> **Instructions for the task**
Put every line of the listing below into a Markdown table with the columns "Row" and "Line", numbering the rows and skipping blank lines. Omit the pictures from the table.

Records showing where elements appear
######

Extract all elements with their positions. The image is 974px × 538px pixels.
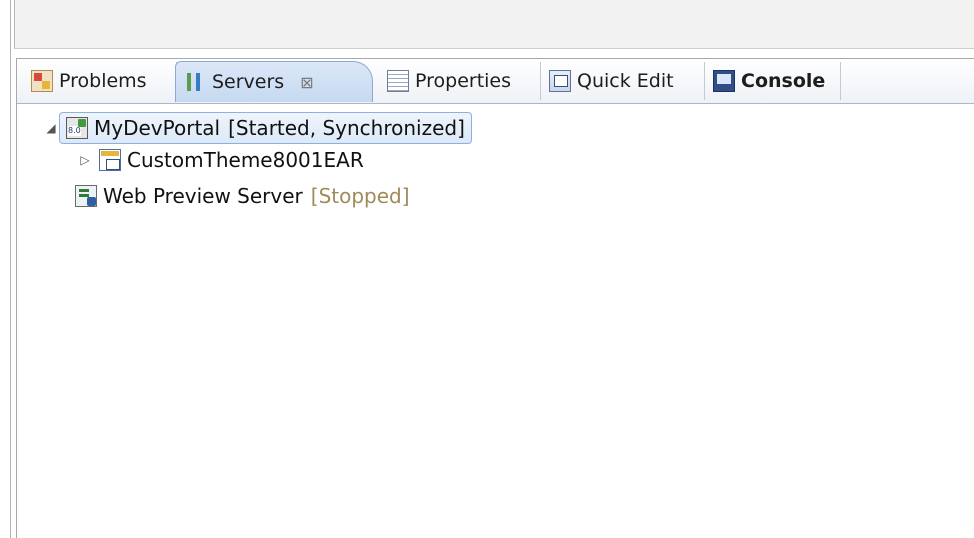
server-status: [Stopped] bbox=[310, 184, 410, 208]
tab-problems[interactable]: Problems bbox=[23, 62, 177, 100]
servers-icon bbox=[184, 71, 206, 93]
tab-quick-edit-label: Quick Edit bbox=[577, 70, 674, 92]
tab-problems-label: Problems bbox=[59, 70, 147, 92]
properties-icon bbox=[387, 70, 409, 92]
tree-row-web-preview[interactable]: Web Preview Server [Stopped] bbox=[69, 179, 410, 213]
tab-console[interactable]: Console bbox=[705, 62, 841, 100]
server-status: [Started, Synchronized] bbox=[228, 116, 465, 140]
window-border bbox=[10, 0, 11, 538]
server-started-icon bbox=[66, 117, 88, 139]
tree-row-mydevportal[interactable]: ◢ MyDevPortal [Started, Synchronized] bbox=[43, 111, 472, 145]
ear-module-icon bbox=[99, 149, 121, 171]
tab-servers-label: Servers bbox=[212, 71, 285, 93]
tab-console-label: Console bbox=[741, 70, 826, 92]
tree-item-selected[interactable]: MyDevPortal [Started, Synchronized] bbox=[59, 112, 472, 144]
console-icon bbox=[713, 70, 735, 92]
editor-area bbox=[14, 0, 974, 49]
servers-view-panel: Problems Servers ⊠ Properties Quick Edit… bbox=[16, 58, 974, 538]
expand-icon[interactable]: ▷ bbox=[77, 153, 93, 167]
quick-edit-icon bbox=[549, 70, 571, 92]
ide-window: Problems Servers ⊠ Properties Quick Edit… bbox=[0, 0, 974, 538]
module-name: CustomTheme8001EAR bbox=[127, 148, 364, 172]
close-icon[interactable]: ⊠ bbox=[300, 73, 313, 92]
collapse-icon[interactable]: ◢ bbox=[43, 121, 59, 135]
tab-properties-label: Properties bbox=[415, 70, 512, 92]
server-name: Web Preview Server bbox=[103, 184, 303, 208]
tab-servers[interactable]: Servers ⊠ bbox=[175, 61, 373, 102]
tab-properties[interactable]: Properties bbox=[379, 62, 541, 100]
view-tab-bar: Problems Servers ⊠ Properties Quick Edit… bbox=[17, 59, 974, 104]
problems-icon bbox=[31, 70, 53, 92]
server-name: MyDevPortal bbox=[94, 116, 221, 140]
server-stopped-icon bbox=[75, 185, 97, 207]
tab-quick-edit[interactable]: Quick Edit bbox=[541, 62, 705, 100]
tree-row-ear[interactable]: ▷ CustomTheme8001EAR bbox=[77, 143, 364, 177]
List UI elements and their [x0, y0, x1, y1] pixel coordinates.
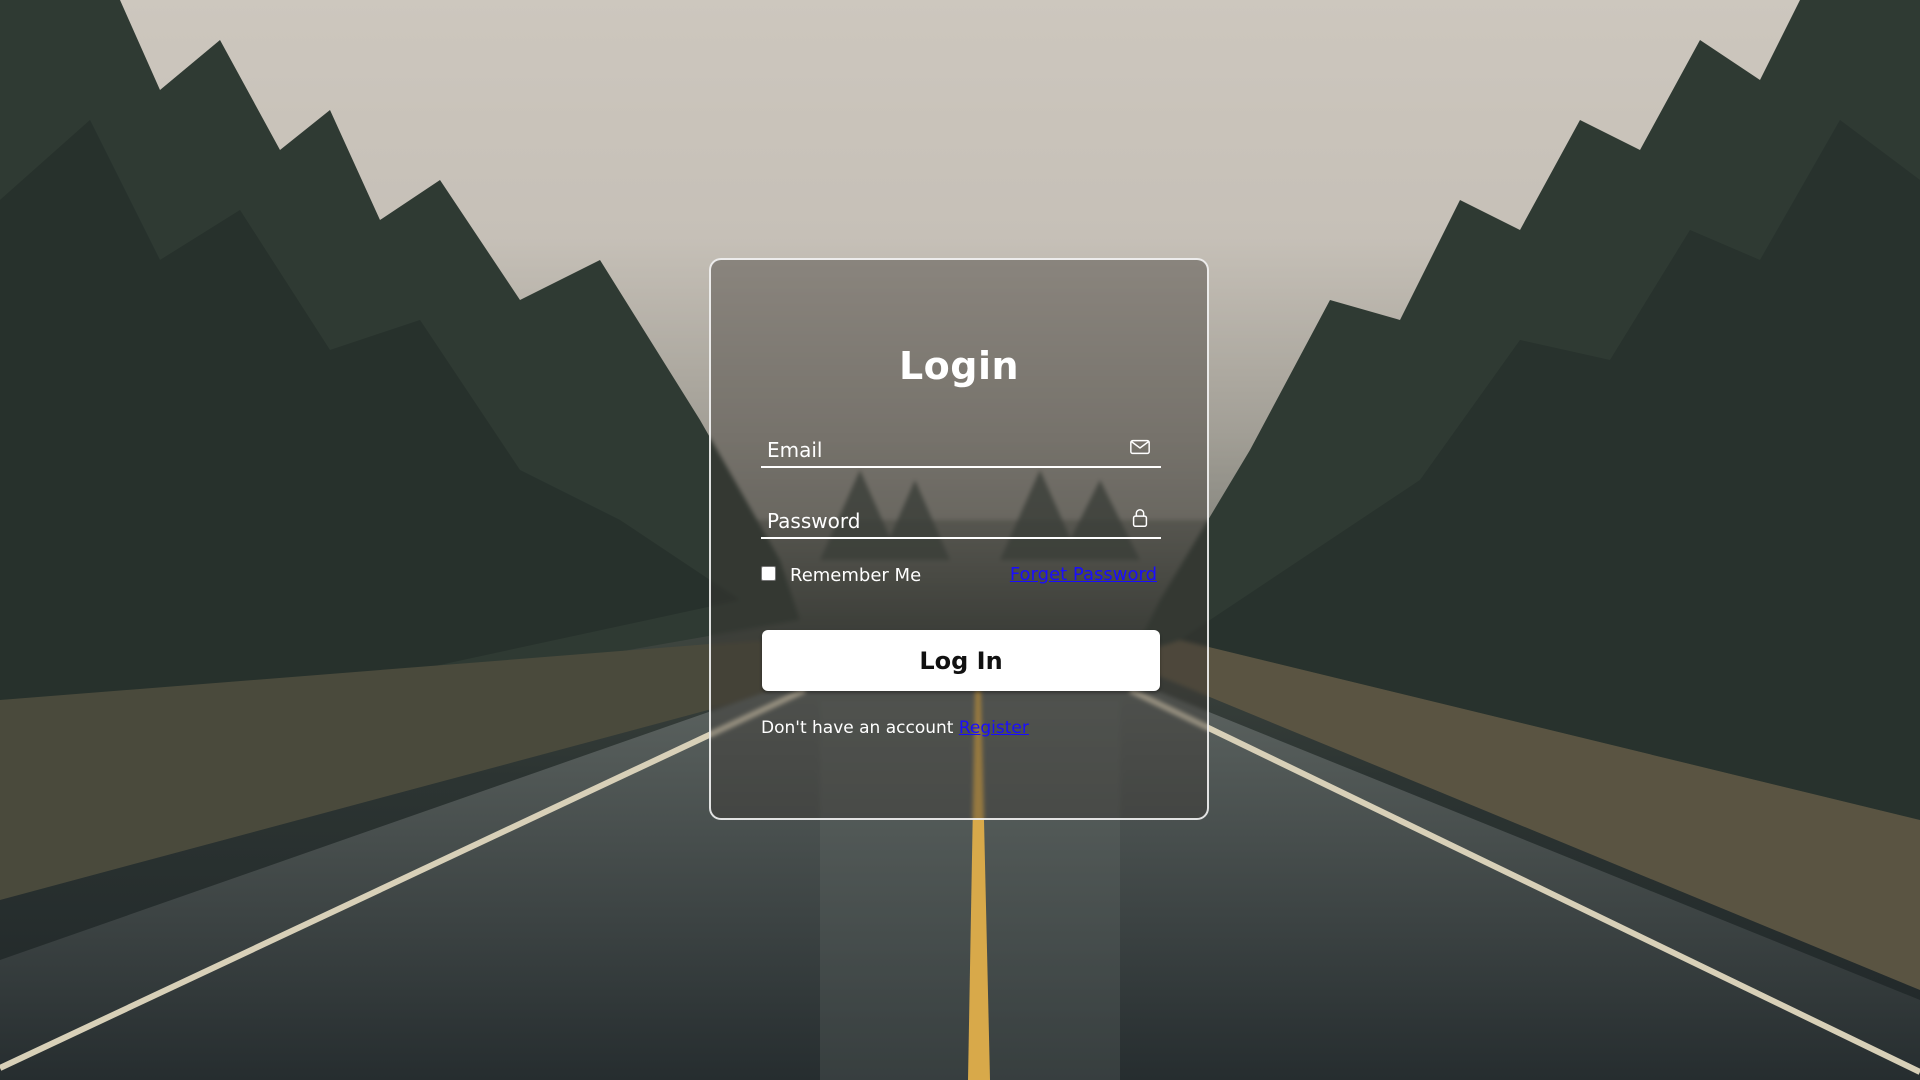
forget-password-link[interactable]: Forget Password [1010, 563, 1157, 587]
register-prompt-text: Don't have an account [761, 718, 954, 738]
mail-icon [1130, 439, 1150, 455]
password-label: Password [767, 509, 861, 533]
register-prompt: Don't have an account Register [761, 718, 1029, 738]
register-link[interactable]: Register [959, 718, 1029, 738]
login-button[interactable]: Log In [762, 630, 1160, 691]
login-button-label: Log In [919, 646, 1003, 675]
remember-me-label: Remember Me [790, 564, 922, 586]
email-field[interactable]: Email [761, 424, 1161, 468]
password-field[interactable]: Password [761, 495, 1161, 539]
page-title: Login [898, 344, 1020, 388]
login-page: Login Email Password Remember Me Forget … [0, 0, 1920, 1080]
email-label: Email [767, 438, 823, 462]
login-card: Login Email Password Remember Me Forget … [709, 258, 1209, 820]
remember-me-checkbox[interactable] [761, 565, 776, 581]
remember-me: Remember Me [761, 563, 921, 587]
lock-icon [1132, 509, 1148, 527]
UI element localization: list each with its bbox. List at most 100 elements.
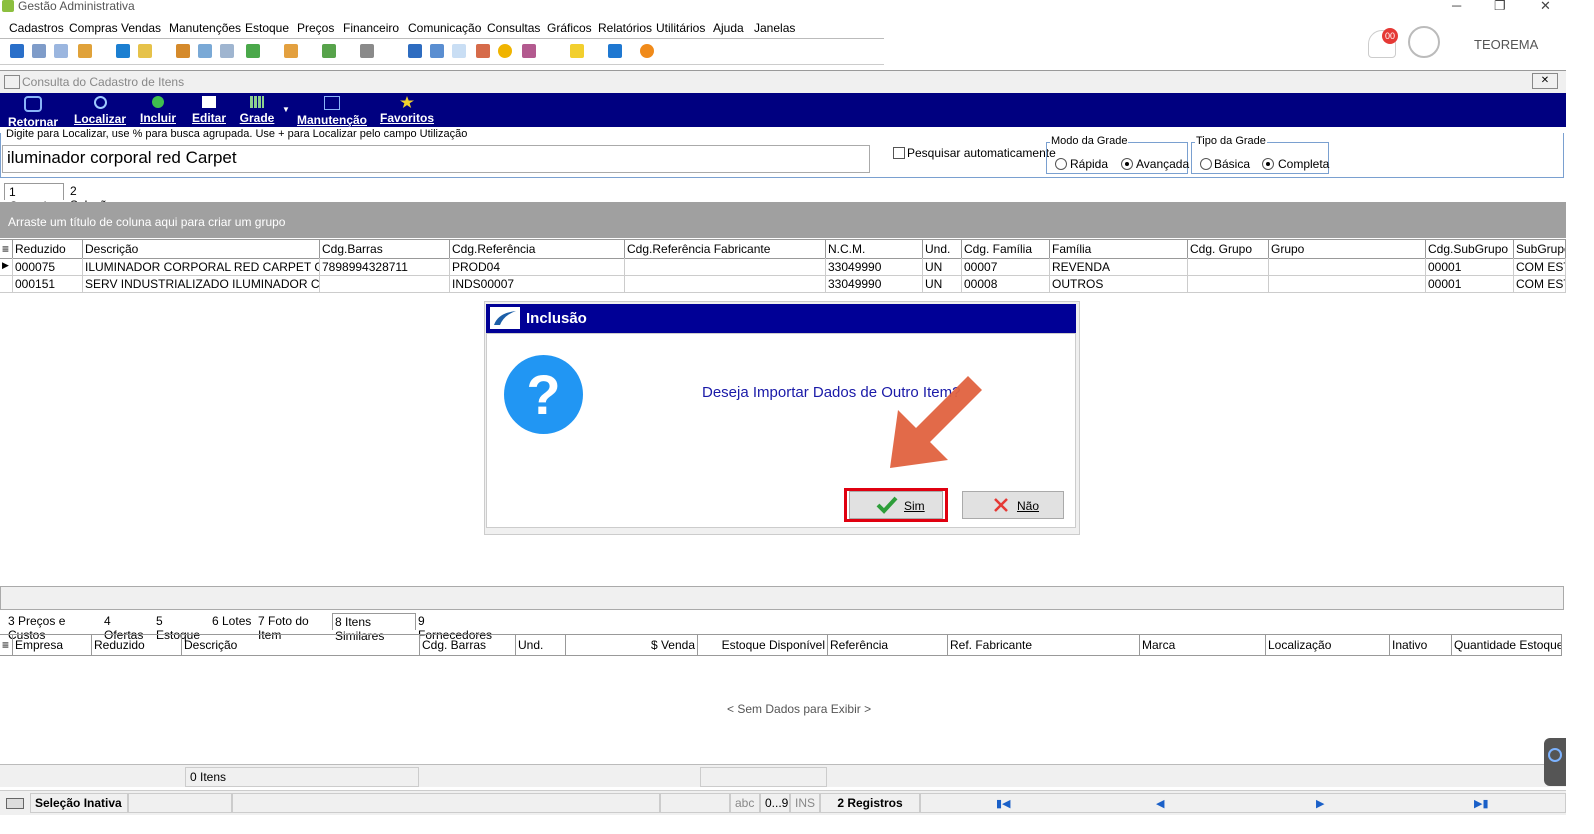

######

> **The output**
| Row | Line |
|---|---|
| 1 | Extract all elements with their positions. The image is 974px × 538px pixels. |
| 2 | server-status: [Stopped] bbox=[310, 184, 410, 208] |
| 3 | tab-problems[interactable]: Problems bbox=[23, 62, 177, 100] |
| 4 | servers-icon bbox=[184, 71, 206, 93] |
| 5 | tab-quick-edit-label: Quick Edit bbox=[577, 70, 674, 92] |
| 6 | tab-problems-label: Problems bbox=[59, 70, 147, 92] |
| 7 | properties-icon bbox=[387, 70, 409, 92] |
| 8 | tree-row-web-preview[interactable]: Web Preview Server [Stopped] bbox=[69, 179, 410, 213] |
| 9 | tab-console[interactable]: Console bbox=[705, 62, 841, 100] |
| 10 | server-status: [Started, Synchronized] bbox=[228, 116, 465, 140] |
| 11 | window-border bbox=[10, 0, 11, 538] |
| 12 | server-started-icon bbox=[66, 117, 88, 139] |
| 13 | tree-row-mydevportal[interactable]: ◢ MyDevPortal [Started, Synchronized] bbox=[43, 111, 472, 145] |
| 14 | ear-module-icon bbox=[99, 149, 121, 171] |
| 15 | tab-servers-label: Servers bbox=[212, 71, 285, 93] |
| 16 | tab-console-label: Console bbox=[741, 70, 826, 92] |
| 17 | tree-item-selected[interactable]: MyDevPortal [Started, Synchronized] bbox=[59, 112, 472, 144] |
| 18 | console-icon bbox=[713, 70, 735, 92] |
| 19 | editor-area bbox=[14, 0, 974, 49] |
| 20 | servers-view-panel: Problems Servers ⊠ Properties Quick Edit… bbox=[16, 58, 974, 538] |
| 21 | expand-icon[interactable]: ▷ bbox=[77, 153, 93, 167] |
| 22 | quick-edit-icon bbox=[549, 70, 571, 92] |
| 23 | ide-window: Problems Servers ⊠ Properties Quick Edit… bbox=[0, 0, 974, 538] |
| 24 | module-name: CustomTheme8001EAR bbox=[127, 148, 364, 172] |
| 25 | close-icon[interactable]: ⊠ bbox=[300, 73, 313, 92] |
| 26 | collapse-icon[interactable]: ◢ bbox=[43, 121, 59, 135] |
| 27 | tab-properties-label: Properties bbox=[415, 70, 512, 92] |
| 28 | server-name: Web Preview Server bbox=[103, 184, 303, 208] |
| 29 | tab-servers[interactable]: Servers ⊠ bbox=[175, 61, 373, 102] |
| 30 | tab-properties[interactable]: Properties bbox=[379, 62, 541, 100] |
| 31 | view-tab-bar: Problems Servers ⊠ Properties Quick Edit… bbox=[17, 59, 974, 104] |
| 32 | problems-icon bbox=[31, 70, 53, 92] |
| 33 | server-name: MyDevPortal bbox=[94, 116, 221, 140] |
| 34 | server-stopped-icon bbox=[75, 185, 97, 207] |
| 35 | tab-quick-edit[interactable]: Quick Edit bbox=[541, 62, 705, 100] |
| 36 | tree-row-ear[interactable]: ▷ CustomTheme8001EAR bbox=[77, 143, 364, 177] |
| 37 | List UI elements and their [x0, y0, x1, y1] pixel coordinates. |
| 38 | forget-password-link[interactable]: Forget Password [1010, 563, 1157, 587] |
| 39 | register-prompt-text: Don't have an account [761, 718, 954, 738] |
| 40 | mail-icon [1130, 439, 1150, 455] |
| 41 | password-label: Password [767, 509, 861, 533] |
| 42 | register-prompt: Don't have an account Register [761, 718, 1029, 738] |
| 43 | register-link[interactable]: Register [959, 718, 1029, 738] |
| 44 | login-button[interactable]: Log In [762, 630, 1160, 691] |
| 45 | login-button-label: Log In [919, 646, 1003, 675] |
| 46 | remember-me-label: Remember Me [790, 564, 922, 586] |
| 47 | email-field[interactable]: Email [761, 424, 1161, 468] |
| 48 | password-field[interactable]: Password [761, 495, 1161, 539] |
| 49 | page-title: Login [898, 344, 1020, 388] |
| 50 | login-page: Login Email Password Remember Me Forget … [0, 0, 1920, 1080] |
| 51 | email-label: Email [767, 438, 823, 462] |
| 52 | login-card: Login Email Password Remember Me Forget … [709, 258, 1209, 820] |
| 53 | remember-me-checkbox[interactable] [761, 565, 776, 581] |
| 54 | remember-me: Remember Me [761, 563, 921, 587] |
| 55 | lock-icon [1132, 509, 1148, 527] |
| 56 | UI element localization: list each with its bbox. List at most 100 elements. |